··· DATASET RECORDS ···
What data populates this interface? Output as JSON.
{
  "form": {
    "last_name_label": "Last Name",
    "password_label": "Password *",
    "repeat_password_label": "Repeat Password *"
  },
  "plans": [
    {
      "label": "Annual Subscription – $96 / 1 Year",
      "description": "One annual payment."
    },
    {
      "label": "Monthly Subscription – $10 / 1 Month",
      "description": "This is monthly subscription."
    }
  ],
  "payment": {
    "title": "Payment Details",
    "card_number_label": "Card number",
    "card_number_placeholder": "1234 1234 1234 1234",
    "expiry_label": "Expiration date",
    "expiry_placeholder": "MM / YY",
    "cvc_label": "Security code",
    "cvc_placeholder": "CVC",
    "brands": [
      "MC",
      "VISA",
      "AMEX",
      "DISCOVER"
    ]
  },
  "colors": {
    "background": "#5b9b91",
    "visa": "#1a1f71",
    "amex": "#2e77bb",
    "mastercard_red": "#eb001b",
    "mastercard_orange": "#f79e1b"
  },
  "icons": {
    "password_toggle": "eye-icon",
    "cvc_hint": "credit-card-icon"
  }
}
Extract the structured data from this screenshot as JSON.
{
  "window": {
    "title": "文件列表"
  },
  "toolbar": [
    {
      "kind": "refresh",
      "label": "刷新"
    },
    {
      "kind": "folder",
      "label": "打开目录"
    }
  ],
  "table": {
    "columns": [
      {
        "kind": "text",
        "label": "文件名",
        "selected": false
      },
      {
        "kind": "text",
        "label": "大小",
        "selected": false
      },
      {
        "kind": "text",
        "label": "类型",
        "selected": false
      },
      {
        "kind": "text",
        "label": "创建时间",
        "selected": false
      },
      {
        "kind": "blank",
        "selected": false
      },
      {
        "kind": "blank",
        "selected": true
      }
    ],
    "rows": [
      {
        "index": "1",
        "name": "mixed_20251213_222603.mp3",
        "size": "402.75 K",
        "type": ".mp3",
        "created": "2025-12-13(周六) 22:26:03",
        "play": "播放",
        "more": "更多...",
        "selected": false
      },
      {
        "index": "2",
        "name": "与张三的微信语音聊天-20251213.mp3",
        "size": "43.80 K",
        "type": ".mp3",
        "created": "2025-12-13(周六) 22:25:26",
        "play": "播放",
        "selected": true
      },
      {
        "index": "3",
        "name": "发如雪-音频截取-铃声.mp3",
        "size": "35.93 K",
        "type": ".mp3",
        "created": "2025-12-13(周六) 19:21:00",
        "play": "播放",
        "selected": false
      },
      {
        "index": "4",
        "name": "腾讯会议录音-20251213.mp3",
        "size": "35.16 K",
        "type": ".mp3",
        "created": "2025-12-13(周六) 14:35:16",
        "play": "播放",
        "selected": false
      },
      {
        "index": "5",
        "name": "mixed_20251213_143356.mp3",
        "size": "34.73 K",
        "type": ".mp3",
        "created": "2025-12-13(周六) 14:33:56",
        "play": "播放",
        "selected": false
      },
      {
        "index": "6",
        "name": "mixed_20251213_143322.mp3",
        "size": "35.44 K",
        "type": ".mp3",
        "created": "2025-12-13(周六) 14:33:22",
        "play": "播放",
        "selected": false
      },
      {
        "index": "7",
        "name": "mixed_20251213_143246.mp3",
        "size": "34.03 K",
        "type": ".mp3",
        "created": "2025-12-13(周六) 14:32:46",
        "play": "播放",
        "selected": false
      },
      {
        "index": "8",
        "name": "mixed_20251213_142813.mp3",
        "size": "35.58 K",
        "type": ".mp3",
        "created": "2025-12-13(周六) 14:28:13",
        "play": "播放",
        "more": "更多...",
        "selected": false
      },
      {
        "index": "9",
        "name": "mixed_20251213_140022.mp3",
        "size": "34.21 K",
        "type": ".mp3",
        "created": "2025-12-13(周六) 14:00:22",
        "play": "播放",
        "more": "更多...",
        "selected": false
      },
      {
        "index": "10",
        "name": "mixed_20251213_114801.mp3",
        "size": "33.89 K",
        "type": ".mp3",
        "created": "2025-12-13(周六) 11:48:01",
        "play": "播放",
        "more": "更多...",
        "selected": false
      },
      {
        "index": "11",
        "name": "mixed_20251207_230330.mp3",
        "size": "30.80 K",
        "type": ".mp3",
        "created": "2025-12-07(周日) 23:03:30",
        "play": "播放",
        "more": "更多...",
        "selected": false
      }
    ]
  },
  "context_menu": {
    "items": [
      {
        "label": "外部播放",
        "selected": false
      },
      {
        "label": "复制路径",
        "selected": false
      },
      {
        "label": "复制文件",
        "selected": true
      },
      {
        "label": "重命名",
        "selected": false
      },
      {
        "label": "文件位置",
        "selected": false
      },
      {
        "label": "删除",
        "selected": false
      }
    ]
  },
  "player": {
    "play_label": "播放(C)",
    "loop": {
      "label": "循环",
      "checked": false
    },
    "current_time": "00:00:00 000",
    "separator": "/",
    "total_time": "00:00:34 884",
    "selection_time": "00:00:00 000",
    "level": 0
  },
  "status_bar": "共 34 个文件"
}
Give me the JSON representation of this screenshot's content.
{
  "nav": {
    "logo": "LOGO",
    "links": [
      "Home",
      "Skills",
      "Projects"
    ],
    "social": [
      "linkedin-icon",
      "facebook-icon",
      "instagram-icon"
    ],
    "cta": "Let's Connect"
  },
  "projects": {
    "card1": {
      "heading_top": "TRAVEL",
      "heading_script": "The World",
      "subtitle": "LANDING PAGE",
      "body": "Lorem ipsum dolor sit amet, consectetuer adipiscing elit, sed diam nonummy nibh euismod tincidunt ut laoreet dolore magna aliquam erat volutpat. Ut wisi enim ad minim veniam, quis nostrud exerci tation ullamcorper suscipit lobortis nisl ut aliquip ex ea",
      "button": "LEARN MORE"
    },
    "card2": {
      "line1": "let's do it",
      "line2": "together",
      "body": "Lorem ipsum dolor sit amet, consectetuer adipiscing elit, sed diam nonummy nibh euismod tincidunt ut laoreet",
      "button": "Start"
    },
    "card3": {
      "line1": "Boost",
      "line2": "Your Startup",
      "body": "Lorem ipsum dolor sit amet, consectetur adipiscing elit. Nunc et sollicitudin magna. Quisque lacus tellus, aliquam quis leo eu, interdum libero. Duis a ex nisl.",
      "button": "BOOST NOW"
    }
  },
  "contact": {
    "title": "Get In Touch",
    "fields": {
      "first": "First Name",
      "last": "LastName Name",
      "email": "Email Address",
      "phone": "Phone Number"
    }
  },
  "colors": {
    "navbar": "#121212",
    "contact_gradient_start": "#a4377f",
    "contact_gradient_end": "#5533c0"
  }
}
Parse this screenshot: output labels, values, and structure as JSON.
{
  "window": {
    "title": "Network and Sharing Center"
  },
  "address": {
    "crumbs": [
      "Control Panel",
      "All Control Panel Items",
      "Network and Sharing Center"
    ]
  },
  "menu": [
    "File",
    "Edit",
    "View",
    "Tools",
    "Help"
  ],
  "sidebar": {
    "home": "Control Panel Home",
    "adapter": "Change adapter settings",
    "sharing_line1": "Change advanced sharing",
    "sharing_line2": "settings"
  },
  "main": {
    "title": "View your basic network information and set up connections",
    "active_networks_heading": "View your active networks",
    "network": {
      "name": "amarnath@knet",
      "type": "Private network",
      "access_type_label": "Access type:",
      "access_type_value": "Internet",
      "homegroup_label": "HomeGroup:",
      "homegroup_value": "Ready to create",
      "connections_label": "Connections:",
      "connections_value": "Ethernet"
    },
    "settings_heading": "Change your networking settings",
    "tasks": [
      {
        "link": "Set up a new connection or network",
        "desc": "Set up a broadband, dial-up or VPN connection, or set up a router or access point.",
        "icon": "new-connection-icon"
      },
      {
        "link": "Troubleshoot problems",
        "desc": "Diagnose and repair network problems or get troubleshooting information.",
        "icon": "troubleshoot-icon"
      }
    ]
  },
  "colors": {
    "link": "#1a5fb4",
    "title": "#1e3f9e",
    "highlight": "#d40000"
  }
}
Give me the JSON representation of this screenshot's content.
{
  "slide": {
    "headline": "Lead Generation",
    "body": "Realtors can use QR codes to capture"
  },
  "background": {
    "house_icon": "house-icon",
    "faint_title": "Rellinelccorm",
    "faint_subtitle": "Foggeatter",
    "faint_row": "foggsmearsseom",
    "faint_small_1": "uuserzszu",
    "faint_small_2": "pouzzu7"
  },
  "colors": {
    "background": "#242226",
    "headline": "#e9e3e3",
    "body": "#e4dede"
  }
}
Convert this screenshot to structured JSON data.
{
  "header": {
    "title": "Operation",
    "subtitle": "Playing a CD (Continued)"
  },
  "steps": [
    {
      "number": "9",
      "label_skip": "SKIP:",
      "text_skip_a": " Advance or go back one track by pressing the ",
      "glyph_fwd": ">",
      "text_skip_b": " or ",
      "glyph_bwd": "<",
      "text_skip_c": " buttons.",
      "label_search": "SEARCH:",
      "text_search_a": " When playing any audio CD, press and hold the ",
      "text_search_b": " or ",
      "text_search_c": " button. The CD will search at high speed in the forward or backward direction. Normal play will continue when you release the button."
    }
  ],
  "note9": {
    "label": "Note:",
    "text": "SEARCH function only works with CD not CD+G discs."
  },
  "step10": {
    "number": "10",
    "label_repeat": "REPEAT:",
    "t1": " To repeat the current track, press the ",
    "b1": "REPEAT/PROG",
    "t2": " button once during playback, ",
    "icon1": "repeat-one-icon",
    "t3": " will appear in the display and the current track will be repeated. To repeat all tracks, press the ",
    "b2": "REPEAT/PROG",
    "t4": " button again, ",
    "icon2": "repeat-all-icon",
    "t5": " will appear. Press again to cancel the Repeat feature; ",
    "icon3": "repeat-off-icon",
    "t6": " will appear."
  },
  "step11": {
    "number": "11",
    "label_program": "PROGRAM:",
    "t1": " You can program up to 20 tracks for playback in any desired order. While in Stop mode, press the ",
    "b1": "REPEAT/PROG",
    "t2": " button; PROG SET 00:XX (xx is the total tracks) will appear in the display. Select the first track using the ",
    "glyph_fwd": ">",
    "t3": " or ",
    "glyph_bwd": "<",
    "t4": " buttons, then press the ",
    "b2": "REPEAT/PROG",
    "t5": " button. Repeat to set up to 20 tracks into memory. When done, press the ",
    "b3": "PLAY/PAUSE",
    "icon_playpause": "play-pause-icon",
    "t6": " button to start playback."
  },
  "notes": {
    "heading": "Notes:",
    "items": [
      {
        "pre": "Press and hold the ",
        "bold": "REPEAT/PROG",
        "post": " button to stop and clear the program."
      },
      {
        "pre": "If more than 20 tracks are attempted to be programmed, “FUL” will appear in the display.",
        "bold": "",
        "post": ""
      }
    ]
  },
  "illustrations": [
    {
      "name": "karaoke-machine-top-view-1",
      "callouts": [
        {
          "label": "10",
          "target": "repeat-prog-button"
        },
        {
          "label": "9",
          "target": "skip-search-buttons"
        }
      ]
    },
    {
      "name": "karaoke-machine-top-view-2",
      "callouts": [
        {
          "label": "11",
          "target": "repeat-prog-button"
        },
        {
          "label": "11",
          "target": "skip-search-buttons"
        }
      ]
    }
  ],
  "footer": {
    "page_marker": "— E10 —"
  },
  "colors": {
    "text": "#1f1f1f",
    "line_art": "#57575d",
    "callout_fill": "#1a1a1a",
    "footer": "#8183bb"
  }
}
···
Of the lines in the records, how many contain the word "first"? Answer with the number and nothing else.

2